**Data extract:**

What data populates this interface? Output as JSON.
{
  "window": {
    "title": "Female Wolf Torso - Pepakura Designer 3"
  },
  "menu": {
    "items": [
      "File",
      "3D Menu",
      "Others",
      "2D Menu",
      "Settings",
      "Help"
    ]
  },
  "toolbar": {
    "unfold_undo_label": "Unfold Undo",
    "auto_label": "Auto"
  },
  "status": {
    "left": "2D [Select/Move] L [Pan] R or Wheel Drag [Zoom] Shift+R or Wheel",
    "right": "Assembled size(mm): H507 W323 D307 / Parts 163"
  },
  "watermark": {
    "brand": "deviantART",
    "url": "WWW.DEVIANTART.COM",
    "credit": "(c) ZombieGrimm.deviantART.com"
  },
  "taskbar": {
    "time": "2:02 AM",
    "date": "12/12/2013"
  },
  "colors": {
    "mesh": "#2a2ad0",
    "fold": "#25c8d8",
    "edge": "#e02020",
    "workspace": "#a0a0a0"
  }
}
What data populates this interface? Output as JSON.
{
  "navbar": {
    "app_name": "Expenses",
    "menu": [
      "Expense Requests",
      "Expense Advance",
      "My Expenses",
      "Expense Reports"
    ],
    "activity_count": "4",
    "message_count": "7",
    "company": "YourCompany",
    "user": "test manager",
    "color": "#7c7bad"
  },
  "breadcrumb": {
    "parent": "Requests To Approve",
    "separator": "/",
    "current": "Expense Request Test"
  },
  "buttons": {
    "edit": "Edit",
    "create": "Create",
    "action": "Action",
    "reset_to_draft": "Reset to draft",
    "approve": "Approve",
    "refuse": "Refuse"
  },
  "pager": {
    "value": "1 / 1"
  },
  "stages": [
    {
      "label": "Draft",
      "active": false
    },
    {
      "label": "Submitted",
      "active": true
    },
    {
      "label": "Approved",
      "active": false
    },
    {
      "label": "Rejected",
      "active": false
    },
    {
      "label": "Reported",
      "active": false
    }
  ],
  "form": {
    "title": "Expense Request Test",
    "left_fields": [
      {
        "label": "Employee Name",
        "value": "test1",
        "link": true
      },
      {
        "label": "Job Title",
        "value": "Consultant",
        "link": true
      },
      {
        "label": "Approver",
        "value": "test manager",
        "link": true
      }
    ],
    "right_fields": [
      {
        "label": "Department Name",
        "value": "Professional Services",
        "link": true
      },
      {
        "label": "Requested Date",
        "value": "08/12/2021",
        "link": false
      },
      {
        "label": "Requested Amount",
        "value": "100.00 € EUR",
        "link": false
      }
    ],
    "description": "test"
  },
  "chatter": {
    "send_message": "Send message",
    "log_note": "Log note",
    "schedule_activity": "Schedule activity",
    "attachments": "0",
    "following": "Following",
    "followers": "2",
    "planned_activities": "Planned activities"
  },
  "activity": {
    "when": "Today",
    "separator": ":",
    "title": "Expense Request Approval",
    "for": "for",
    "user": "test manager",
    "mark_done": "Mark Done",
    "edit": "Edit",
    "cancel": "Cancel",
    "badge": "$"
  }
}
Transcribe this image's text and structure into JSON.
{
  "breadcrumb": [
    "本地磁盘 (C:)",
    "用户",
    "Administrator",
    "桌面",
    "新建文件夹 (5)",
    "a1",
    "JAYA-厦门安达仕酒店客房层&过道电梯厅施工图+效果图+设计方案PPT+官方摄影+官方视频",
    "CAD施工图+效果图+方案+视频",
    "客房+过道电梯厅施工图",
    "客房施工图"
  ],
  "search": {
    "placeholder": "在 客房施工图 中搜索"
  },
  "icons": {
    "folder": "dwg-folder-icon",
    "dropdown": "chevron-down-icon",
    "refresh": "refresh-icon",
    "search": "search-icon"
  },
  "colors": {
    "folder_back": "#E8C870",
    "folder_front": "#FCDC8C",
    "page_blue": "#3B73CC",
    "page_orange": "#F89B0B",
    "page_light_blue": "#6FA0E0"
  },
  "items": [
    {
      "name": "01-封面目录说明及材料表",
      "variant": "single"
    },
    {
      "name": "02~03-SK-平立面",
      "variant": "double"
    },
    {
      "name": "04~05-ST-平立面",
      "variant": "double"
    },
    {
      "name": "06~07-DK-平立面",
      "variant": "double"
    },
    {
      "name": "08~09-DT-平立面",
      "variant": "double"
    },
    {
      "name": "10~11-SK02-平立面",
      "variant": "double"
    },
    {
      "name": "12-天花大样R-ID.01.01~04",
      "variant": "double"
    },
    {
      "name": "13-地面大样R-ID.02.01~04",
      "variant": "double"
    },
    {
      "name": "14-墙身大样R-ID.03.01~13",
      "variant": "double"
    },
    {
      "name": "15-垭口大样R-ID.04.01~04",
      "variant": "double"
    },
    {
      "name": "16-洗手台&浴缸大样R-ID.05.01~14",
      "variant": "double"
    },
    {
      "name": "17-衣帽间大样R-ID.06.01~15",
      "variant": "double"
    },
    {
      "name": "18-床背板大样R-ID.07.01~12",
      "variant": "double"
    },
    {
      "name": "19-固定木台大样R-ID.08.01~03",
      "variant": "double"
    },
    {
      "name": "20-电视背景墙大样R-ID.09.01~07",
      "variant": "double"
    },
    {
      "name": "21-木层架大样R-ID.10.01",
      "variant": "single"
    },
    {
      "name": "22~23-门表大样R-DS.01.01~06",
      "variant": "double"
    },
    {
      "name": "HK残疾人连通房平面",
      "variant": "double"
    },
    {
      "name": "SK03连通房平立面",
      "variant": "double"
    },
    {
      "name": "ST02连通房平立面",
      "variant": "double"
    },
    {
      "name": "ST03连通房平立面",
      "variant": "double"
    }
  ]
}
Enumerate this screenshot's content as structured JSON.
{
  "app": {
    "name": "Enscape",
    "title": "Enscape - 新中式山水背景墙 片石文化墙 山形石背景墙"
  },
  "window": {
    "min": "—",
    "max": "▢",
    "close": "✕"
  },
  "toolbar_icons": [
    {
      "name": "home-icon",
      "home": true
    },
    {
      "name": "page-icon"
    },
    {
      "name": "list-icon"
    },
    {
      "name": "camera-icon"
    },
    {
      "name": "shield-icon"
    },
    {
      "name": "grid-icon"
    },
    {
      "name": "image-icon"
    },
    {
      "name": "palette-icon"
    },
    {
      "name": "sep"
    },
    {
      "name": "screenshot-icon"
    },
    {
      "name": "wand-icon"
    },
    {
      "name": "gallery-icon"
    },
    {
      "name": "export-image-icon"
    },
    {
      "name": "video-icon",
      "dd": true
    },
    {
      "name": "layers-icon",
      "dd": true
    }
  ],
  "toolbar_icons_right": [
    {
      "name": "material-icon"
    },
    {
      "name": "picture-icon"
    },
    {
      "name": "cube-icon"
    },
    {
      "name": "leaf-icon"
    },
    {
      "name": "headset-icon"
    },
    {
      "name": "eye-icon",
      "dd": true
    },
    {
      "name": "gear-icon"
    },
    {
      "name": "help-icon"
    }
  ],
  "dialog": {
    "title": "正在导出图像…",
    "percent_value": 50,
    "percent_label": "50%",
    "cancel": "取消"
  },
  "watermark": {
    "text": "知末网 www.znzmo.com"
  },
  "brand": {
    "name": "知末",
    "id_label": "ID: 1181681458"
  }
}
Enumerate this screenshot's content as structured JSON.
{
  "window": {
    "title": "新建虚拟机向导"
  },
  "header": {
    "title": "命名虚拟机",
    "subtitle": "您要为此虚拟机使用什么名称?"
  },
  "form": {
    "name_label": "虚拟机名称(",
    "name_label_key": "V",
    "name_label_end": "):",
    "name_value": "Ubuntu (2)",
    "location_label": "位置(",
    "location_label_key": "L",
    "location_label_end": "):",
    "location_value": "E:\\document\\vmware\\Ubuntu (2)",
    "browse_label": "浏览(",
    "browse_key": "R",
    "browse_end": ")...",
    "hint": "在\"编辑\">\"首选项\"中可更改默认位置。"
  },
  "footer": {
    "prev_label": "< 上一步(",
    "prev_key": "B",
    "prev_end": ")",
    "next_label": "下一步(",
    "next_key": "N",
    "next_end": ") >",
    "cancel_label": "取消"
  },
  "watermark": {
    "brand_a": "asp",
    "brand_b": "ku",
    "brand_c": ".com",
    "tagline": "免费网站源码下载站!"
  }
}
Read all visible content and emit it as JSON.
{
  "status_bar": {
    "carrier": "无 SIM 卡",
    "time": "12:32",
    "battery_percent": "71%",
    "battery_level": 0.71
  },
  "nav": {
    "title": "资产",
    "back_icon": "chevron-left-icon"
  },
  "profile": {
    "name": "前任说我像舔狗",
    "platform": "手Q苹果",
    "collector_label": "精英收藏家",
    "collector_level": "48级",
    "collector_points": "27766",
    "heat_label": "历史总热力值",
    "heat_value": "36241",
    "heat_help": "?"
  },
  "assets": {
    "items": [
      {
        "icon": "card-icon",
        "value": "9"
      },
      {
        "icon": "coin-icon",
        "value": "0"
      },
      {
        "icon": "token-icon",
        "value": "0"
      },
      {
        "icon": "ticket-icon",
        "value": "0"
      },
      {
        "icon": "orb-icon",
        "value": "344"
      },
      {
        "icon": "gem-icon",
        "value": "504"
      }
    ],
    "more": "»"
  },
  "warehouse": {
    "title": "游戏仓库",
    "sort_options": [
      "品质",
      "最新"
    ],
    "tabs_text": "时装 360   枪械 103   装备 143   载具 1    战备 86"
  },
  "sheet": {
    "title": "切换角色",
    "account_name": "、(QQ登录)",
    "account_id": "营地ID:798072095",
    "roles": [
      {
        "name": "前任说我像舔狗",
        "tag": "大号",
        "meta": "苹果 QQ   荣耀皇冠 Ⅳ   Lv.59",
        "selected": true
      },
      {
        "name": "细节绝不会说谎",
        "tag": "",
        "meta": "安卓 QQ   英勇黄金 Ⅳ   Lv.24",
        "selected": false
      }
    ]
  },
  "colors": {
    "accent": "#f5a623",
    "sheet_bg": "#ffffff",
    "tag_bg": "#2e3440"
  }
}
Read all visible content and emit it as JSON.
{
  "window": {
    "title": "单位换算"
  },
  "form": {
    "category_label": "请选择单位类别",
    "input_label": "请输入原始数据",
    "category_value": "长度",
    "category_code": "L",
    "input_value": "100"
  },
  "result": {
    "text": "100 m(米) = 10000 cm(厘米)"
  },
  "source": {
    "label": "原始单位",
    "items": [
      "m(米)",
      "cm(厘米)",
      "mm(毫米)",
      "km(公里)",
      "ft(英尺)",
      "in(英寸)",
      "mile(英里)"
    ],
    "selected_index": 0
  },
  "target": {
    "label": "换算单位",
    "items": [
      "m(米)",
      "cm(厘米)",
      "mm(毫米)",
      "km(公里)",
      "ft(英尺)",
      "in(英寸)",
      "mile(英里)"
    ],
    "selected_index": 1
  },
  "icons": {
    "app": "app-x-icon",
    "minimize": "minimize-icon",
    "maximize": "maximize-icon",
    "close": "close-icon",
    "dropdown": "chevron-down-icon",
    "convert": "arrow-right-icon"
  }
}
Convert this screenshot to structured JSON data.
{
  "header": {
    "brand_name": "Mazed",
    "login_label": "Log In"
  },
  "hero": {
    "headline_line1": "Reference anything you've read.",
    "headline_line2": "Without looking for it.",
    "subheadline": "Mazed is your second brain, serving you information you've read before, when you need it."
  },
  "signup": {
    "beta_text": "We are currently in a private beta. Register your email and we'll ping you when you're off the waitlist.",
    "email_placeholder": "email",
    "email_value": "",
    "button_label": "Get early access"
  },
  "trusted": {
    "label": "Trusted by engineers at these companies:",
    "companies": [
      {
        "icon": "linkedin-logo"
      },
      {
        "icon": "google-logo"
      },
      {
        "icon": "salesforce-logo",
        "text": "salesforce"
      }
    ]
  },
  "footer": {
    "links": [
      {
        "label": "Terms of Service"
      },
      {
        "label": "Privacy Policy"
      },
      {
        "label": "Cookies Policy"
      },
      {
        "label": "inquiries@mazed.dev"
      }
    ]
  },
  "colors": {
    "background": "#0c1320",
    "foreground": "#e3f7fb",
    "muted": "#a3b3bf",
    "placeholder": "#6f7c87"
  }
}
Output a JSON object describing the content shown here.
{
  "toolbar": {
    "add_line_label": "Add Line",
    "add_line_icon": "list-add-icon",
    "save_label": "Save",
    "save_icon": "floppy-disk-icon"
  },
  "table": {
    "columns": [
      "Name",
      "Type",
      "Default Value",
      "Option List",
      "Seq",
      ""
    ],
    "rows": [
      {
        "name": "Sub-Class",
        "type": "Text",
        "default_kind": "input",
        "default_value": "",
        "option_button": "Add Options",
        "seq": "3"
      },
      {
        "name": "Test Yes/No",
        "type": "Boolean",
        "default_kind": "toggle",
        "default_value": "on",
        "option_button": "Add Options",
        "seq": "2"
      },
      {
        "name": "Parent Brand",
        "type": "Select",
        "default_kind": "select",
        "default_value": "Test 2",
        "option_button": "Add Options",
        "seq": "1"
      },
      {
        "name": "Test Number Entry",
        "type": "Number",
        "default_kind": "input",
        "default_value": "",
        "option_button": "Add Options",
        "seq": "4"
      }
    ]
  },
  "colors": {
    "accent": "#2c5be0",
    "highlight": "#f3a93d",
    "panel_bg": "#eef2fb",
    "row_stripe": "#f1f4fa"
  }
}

**The request:** Starting at the line that contains "Output a JSON", write out every line to the end of the entries, exactly as given.

**Full response:**
Output a JSON object describing the content shown here.
{
  "toolbar": {
    "add_line_label": "Add Line",
    "add_line_icon": "list-add-icon",
    "save_label": "Save",
    "save_icon": "floppy-disk-icon"
  },
  "table": {
    "columns": [
      "Name",
      "Type",
      "Default Value",
      "Option List",
      "Seq",
      ""
    ],
    "rows": [
      {
        "name": "Sub-Class",
        "type": "Text",
        "default_kind": "input",
        "default_value": "",
        "option_button": "Add Options",
        "seq": "3"
      },
      {
        "name": "Test Yes/No",
        "type": "Boolean",
        "default_kind": "toggle",
        "default_value": "on",
        "option_button": "Add Options",
        "seq": "2"
      },
      {
        "name": "Parent Brand",
        "type": "Select",
        "default_kind": "select",
        "default_value": "Test 2",
        "option_button": "Add Options",
        "seq": "1"
      },
      {
        "name": "Test Number Entry",
        "type": "Number",
        "default_kind": "input",
        "default_value": "",
        "option_button": "Add Options",
        "seq": "4"
      }
    ]
  },
  "colors": {
    "accent": "#2c5be0",
    "highlight": "#f3a93d",
    "panel_bg": "#eef2fb",
    "row_stripe": "#f1f4fa"
  }
}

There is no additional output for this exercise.